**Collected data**
## start
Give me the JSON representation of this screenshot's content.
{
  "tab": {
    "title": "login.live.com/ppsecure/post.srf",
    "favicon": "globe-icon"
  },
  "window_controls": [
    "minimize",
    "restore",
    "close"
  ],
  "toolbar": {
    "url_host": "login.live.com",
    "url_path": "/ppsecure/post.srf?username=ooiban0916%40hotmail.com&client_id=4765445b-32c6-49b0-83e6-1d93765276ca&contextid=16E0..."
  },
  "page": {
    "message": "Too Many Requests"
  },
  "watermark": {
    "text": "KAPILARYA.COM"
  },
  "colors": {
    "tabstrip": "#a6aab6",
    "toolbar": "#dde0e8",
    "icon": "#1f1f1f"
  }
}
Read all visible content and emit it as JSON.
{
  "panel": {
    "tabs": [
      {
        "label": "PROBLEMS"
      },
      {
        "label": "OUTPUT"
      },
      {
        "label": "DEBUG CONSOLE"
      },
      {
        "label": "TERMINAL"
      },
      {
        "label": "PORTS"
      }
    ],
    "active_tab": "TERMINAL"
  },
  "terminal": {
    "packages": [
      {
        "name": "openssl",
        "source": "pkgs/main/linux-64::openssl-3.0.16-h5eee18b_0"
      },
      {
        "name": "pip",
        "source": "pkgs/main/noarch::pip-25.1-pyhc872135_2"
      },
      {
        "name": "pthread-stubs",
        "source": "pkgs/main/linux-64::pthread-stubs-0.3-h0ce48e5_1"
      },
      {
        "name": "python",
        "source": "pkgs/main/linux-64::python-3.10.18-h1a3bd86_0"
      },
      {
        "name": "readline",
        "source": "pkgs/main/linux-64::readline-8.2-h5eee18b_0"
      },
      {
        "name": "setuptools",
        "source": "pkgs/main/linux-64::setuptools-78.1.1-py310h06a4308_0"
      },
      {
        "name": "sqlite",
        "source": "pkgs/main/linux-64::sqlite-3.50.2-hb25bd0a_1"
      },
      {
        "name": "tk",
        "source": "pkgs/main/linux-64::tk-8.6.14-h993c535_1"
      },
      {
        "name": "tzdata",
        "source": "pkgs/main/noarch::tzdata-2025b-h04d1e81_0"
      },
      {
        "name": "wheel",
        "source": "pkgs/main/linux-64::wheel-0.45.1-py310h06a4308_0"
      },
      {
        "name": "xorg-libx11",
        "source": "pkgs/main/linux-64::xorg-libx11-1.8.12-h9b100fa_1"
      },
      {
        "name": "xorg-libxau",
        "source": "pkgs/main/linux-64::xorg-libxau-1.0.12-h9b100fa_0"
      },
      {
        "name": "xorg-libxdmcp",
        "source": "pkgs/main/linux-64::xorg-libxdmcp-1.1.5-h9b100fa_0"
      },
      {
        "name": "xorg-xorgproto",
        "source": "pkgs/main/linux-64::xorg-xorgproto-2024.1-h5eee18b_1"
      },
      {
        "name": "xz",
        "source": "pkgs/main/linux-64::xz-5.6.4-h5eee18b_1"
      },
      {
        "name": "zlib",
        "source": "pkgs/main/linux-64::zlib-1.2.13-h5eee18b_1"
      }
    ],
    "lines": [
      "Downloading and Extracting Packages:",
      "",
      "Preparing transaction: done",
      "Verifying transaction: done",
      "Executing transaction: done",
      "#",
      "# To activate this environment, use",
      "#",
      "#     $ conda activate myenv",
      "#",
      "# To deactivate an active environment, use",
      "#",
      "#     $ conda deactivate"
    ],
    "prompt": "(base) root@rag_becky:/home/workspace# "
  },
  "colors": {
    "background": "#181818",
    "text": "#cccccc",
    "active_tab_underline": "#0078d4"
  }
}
## end
## start
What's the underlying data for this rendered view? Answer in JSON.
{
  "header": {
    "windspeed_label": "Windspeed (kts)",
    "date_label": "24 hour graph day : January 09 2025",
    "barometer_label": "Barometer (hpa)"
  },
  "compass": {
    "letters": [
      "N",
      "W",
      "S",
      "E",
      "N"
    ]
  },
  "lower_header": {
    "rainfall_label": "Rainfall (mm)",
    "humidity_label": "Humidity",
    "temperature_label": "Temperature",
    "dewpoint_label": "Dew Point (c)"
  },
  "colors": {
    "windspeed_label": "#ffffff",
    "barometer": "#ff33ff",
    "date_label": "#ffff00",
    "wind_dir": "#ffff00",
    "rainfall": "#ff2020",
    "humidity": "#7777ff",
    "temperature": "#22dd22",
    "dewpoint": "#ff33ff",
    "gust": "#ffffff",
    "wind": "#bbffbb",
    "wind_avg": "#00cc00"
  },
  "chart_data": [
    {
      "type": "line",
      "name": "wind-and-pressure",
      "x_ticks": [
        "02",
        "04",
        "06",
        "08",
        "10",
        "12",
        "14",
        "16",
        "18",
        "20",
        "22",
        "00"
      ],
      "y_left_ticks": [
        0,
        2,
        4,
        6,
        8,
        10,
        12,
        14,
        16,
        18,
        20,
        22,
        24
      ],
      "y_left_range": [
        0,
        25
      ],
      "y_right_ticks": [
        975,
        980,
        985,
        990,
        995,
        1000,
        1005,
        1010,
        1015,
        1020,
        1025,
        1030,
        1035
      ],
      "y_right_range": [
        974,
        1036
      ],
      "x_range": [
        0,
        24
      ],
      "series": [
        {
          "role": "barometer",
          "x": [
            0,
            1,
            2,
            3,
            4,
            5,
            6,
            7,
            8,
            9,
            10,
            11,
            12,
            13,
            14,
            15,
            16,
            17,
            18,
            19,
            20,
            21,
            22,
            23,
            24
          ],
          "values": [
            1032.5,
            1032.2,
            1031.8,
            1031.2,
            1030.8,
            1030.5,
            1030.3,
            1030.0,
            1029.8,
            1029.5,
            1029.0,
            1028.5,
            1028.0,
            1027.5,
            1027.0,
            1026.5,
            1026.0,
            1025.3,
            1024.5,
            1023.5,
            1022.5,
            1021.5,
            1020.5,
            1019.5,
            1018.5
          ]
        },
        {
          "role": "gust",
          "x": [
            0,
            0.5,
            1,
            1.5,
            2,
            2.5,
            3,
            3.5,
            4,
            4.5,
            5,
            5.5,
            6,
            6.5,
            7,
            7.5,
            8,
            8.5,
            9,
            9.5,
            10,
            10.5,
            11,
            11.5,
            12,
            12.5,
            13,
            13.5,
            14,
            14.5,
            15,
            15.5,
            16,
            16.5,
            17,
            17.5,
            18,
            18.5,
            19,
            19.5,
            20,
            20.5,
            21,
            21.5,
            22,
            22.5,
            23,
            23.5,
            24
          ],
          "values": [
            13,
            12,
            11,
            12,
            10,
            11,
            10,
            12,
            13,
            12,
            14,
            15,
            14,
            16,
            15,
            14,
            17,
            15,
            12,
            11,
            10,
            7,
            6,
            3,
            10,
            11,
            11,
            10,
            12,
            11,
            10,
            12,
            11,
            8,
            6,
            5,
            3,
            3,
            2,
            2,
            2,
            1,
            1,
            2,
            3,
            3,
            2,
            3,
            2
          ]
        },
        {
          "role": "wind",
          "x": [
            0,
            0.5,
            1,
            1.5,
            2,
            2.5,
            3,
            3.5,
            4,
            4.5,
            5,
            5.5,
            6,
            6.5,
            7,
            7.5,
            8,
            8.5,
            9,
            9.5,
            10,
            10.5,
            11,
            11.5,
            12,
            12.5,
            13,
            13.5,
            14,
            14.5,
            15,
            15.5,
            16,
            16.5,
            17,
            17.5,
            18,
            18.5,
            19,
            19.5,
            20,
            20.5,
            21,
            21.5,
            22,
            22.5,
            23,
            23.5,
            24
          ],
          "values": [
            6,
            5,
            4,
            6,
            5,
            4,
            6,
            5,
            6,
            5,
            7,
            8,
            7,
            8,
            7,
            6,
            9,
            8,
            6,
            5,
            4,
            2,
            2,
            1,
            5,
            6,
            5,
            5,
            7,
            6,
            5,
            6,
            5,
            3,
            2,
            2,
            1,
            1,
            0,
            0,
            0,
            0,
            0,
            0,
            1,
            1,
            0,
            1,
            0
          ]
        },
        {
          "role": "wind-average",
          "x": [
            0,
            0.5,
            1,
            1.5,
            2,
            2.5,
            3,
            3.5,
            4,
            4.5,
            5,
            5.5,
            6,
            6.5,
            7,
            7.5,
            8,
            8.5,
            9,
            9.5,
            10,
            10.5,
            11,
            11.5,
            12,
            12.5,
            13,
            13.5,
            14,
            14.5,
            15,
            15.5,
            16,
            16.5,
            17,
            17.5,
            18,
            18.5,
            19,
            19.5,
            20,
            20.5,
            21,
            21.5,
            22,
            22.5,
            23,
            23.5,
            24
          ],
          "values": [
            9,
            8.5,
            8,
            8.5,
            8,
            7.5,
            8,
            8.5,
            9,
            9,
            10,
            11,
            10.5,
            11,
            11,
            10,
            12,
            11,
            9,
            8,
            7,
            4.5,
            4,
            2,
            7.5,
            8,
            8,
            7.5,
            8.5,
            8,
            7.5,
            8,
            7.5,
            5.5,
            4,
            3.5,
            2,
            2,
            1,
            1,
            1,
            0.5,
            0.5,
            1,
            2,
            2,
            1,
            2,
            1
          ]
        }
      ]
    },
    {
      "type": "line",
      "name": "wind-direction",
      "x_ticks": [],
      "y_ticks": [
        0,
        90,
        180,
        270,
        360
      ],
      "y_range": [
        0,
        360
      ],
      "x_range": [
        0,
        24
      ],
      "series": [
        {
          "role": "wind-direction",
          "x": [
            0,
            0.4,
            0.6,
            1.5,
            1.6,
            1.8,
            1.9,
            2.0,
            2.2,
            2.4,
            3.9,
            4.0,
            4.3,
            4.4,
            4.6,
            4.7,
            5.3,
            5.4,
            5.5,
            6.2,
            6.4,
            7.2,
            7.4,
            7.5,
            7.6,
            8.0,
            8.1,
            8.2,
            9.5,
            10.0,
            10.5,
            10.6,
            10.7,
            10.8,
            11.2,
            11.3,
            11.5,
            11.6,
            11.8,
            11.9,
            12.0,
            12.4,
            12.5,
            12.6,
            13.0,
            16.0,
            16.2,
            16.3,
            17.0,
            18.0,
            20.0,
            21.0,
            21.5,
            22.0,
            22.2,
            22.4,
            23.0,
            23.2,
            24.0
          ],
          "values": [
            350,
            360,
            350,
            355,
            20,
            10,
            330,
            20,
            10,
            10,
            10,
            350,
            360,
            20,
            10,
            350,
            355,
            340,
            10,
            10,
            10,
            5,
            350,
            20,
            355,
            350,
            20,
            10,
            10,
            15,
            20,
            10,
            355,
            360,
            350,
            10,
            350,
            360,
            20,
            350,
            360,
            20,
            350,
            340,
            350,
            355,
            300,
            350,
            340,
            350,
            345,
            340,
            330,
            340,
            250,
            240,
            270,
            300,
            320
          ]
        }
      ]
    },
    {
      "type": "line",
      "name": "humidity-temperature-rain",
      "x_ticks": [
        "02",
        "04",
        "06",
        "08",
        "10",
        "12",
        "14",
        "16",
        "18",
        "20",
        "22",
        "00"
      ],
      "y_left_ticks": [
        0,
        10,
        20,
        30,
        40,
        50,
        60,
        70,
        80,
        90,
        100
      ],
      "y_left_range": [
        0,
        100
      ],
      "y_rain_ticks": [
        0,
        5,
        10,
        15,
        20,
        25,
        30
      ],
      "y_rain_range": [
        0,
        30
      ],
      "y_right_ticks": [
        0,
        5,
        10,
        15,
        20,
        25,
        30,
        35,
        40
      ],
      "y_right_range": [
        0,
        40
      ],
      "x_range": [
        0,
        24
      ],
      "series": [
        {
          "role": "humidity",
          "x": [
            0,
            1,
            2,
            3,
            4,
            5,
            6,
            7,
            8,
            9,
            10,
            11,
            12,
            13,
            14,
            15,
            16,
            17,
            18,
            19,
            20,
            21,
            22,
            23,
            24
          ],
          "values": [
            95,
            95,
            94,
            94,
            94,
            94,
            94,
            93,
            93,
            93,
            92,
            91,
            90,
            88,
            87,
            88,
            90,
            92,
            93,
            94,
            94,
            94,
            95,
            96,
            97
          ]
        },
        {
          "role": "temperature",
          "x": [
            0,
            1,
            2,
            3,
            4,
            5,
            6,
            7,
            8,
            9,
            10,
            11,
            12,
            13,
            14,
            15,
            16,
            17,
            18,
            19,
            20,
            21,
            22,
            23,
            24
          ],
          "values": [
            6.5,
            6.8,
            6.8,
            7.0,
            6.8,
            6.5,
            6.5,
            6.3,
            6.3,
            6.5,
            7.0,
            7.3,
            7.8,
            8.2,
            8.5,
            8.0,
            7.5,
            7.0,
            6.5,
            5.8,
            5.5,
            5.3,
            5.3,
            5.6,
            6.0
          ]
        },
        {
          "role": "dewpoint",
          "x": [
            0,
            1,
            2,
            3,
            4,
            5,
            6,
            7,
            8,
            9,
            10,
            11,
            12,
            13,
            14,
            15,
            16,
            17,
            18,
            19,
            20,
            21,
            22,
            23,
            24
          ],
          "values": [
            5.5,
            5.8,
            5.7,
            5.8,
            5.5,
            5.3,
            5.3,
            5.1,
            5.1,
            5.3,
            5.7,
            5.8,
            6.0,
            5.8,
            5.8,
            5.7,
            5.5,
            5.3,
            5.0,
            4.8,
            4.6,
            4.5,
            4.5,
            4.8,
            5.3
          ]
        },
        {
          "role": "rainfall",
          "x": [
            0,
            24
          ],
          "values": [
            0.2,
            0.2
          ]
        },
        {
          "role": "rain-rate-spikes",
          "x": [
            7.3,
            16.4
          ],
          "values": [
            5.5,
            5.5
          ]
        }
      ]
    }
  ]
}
## end
**Problem requirements**
Return only those lines of the records that contain the string "pthread".

**Answer to the task**
        "name": "pthread-stubs",
        "source": "pkgs/main/linux-64::pthread-stubs-0.3-h0ce48e5_1"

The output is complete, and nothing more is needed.